*EXERCISE PROMPT:*
Rename "left-carton-mesh" to "carton-body-mesh" in the part of the items that opens with the first line and closes with the line containing "- verts-label: Verts:: [17, 78, 66, 94]", then give those lines again with nothing else changed.
▬▬▬
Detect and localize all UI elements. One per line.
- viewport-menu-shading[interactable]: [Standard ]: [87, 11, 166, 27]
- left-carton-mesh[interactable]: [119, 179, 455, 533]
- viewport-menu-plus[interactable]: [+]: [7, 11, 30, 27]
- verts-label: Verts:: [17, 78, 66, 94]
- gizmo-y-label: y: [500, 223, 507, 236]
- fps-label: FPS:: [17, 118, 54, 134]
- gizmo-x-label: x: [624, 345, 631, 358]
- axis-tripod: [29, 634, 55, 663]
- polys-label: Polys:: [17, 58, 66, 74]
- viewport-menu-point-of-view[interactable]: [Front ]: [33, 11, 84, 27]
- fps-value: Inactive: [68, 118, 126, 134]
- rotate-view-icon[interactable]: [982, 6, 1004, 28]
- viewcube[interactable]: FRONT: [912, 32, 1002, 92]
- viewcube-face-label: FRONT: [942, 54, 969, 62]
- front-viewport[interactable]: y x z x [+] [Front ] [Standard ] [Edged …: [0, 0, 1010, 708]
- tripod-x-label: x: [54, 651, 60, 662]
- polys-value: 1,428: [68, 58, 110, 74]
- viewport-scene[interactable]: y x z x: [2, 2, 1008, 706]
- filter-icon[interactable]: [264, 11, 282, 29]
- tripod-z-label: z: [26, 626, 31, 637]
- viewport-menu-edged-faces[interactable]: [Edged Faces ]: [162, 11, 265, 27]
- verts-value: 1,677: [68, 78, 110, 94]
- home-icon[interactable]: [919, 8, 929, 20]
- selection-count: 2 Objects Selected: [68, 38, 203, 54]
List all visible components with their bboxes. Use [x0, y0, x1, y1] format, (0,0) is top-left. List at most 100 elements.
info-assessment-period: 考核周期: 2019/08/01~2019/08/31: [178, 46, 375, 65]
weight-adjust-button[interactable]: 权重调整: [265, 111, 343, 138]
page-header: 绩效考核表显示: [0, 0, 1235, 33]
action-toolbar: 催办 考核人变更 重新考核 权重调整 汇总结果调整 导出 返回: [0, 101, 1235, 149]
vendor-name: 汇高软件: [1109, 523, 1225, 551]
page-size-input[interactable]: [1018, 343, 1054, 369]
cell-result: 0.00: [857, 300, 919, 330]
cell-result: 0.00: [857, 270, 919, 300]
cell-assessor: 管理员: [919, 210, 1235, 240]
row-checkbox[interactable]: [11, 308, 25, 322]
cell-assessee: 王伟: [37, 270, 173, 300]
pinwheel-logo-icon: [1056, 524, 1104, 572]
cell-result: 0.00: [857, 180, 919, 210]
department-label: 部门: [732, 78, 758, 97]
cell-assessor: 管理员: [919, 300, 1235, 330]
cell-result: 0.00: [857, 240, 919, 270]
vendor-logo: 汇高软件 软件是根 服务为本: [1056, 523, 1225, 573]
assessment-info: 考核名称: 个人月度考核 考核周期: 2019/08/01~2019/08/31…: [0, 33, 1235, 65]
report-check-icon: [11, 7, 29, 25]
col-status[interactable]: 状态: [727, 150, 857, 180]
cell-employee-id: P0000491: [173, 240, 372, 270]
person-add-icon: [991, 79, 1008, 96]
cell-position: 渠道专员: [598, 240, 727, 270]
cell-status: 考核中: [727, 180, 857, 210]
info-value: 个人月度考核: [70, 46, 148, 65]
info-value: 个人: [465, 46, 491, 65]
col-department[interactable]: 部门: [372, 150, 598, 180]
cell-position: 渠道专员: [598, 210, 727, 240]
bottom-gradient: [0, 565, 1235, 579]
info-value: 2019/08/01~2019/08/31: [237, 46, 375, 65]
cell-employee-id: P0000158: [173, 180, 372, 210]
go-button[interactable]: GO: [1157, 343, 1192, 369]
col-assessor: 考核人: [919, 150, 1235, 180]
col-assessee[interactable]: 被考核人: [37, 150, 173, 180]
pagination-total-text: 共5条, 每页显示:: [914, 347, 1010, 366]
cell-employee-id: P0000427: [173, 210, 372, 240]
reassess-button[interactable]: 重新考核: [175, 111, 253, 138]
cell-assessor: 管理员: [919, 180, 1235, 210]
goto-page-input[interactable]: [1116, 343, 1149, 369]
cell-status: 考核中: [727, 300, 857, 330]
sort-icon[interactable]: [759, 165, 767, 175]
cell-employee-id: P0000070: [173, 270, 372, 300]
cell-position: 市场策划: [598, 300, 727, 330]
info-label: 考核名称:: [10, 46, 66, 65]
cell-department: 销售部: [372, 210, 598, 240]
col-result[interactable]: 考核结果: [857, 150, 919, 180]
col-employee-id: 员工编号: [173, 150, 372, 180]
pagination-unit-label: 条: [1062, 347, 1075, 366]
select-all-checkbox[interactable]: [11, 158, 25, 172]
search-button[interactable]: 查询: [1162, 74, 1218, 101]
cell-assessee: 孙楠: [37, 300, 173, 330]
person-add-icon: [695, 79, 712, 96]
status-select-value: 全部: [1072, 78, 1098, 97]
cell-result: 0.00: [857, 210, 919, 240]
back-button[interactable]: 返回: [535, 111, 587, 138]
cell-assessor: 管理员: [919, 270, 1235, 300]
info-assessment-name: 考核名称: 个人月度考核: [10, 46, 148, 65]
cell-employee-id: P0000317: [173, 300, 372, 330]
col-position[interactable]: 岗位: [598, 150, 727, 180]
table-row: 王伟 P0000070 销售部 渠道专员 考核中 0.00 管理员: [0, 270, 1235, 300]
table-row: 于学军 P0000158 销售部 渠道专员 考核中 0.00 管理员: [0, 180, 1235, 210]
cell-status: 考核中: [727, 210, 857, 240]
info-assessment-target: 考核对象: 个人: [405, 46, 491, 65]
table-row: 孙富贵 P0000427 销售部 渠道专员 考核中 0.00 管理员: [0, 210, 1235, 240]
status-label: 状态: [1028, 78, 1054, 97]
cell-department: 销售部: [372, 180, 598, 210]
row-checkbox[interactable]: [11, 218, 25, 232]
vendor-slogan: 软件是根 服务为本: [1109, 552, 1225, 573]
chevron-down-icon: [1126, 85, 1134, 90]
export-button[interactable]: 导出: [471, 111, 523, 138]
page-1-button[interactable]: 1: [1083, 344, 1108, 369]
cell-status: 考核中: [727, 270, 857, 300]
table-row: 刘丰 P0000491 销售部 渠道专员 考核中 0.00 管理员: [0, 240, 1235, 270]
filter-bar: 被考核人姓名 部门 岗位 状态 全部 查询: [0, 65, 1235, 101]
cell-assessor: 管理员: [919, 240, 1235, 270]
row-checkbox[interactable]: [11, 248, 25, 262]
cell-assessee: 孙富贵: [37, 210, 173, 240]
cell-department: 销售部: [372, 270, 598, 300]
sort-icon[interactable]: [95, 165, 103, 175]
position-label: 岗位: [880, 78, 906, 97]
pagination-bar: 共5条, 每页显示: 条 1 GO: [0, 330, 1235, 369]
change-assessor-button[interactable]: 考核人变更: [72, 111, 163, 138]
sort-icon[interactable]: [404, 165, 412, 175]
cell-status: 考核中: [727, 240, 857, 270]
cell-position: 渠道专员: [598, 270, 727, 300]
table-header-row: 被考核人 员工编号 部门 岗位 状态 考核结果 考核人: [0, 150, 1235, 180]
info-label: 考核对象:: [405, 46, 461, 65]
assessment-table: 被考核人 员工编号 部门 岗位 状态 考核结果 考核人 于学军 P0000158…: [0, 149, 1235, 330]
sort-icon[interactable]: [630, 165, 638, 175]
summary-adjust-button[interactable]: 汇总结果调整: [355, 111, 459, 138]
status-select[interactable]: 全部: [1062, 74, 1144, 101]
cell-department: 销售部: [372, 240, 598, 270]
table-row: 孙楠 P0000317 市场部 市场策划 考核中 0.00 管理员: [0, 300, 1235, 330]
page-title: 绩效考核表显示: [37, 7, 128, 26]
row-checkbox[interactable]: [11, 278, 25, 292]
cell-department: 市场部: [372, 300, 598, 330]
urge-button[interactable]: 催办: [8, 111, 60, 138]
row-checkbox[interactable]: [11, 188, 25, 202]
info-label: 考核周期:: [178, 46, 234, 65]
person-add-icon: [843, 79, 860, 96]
▬▬▬
*SOLUTION BELOW:*
Detect and localize all UI elements. One per line.
- viewport-menu-shading[interactable]: [Standard ]: [87, 11, 166, 27]
- carton-body-mesh[interactable]: [119, 179, 455, 533]
- viewport-menu-plus[interactable]: [+]: [7, 11, 30, 27]
- verts-label: Verts:: [17, 78, 66, 94]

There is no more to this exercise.